Task requirements: All of the lines below are to be transcribed faithfully, with pictures excluded from the copy.

Listing:
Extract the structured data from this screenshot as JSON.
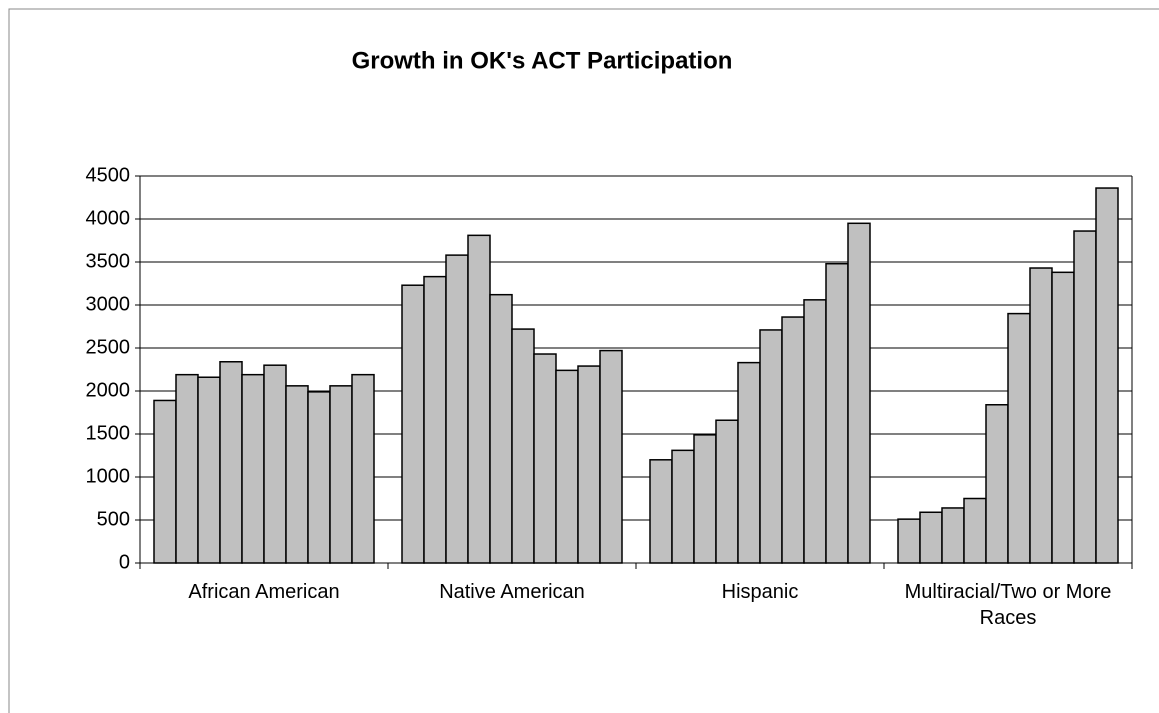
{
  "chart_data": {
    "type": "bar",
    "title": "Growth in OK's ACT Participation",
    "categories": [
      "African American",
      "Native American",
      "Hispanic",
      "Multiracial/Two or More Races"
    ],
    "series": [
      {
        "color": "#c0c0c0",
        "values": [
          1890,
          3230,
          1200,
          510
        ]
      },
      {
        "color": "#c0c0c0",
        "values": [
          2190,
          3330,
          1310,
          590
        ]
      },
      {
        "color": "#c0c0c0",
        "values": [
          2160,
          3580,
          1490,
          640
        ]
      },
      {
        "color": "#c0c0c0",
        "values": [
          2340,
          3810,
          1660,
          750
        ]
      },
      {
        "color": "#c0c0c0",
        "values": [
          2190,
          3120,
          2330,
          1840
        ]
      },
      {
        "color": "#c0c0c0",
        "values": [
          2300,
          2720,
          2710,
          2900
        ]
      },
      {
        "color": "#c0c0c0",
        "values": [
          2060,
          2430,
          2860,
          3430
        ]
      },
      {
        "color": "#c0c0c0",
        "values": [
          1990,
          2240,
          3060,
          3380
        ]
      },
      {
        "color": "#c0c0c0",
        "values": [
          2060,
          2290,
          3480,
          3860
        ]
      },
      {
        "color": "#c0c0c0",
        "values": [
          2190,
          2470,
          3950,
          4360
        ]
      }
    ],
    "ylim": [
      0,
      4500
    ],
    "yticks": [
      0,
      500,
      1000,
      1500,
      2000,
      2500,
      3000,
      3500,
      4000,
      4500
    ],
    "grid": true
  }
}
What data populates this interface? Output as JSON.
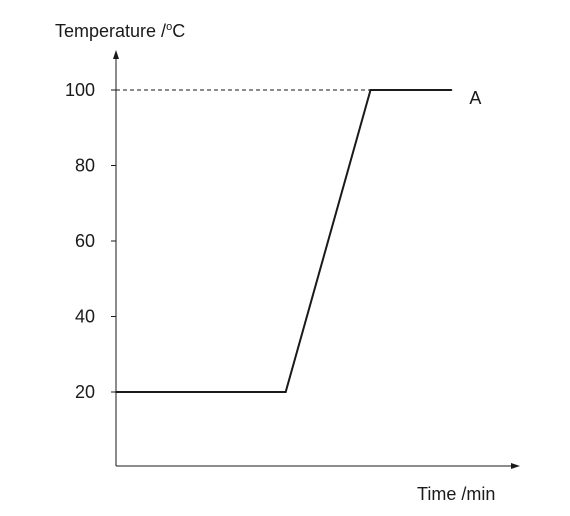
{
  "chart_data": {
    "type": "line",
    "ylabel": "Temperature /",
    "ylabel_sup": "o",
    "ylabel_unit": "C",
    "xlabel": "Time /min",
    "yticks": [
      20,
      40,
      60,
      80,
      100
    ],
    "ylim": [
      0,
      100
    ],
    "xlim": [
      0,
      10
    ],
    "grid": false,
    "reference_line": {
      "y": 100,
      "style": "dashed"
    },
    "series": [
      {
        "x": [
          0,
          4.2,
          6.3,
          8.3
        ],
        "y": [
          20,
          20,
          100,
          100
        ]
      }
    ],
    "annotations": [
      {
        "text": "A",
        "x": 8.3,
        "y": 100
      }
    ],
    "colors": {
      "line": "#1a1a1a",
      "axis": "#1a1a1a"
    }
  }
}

Result of the task:
Extract the structured data from this screenshot as JSON.
{
  "chart_data": {
    "type": "bar",
    "title": "Growth in OK's ACT Participation",
    "categories": [
      "African American",
      "Native American",
      "Hispanic",
      "Multiracial/Two or More Races"
    ],
    "series": [
      {
        "color": "#c0c0c0",
        "values": [
          1890,
          3230,
          1200,
          510
        ]
      },
      {
        "color": "#c0c0c0",
        "values": [
          2190,
          3330,
          1310,
          590
        ]
      },
      {
        "color": "#c0c0c0",
        "values": [
          2160,
          3580,
          1490,
          640
        ]
      },
      {
        "color": "#c0c0c0",
        "values": [
          2340,
          3810,
          1660,
          750
        ]
      },
      {
        "color": "#c0c0c0",
        "values": [
          2190,
          3120,
          2330,
          1840
        ]
      },
      {
        "color": "#c0c0c0",
        "values": [
          2300,
          2720,
          2710,
          2900
        ]
      },
      {
        "color": "#c0c0c0",
        "values": [
          2060,
          2430,
          2860,
          3430
        ]
      },
      {
        "color": "#c0c0c0",
        "values": [
          1990,
          2240,
          3060,
          3380
        ]
      },
      {
        "color": "#c0c0c0",
        "values": [
          2060,
          2290,
          3480,
          3860
        ]
      },
      {
        "color": "#c0c0c0",
        "values": [
          2190,
          2470,
          3950,
          4360
        ]
      }
    ],
    "ylim": [
      0,
      4500
    ],
    "yticks": [
      0,
      500,
      1000,
      1500,
      2000,
      2500,
      3000,
      3500,
      4000,
      4500
    ],
    "grid": true
  }
}
What data populates this interface? Output as JSON.
{
  "chart_data": {
    "type": "line",
    "ylabel": "Temperature /",
    "ylabel_sup": "o",
    "ylabel_unit": "C",
    "xlabel": "Time /min",
    "yticks": [
      20,
      40,
      60,
      80,
      100
    ],
    "ylim": [
      0,
      100
    ],
    "xlim": [
      0,
      10
    ],
    "grid": false,
    "reference_line": {
      "y": 100,
      "style": "dashed"
    },
    "series": [
      {
        "x": [
          0,
          4.2,
          6.3,
          8.3
        ],
        "y": [
          20,
          20,
          100,
          100
        ]
      }
    ],
    "annotations": [
      {
        "text": "A",
        "x": 8.3,
        "y": 100
      }
    ],
    "colors": {
      "line": "#1a1a1a",
      "axis": "#1a1a1a"
    }
  }
}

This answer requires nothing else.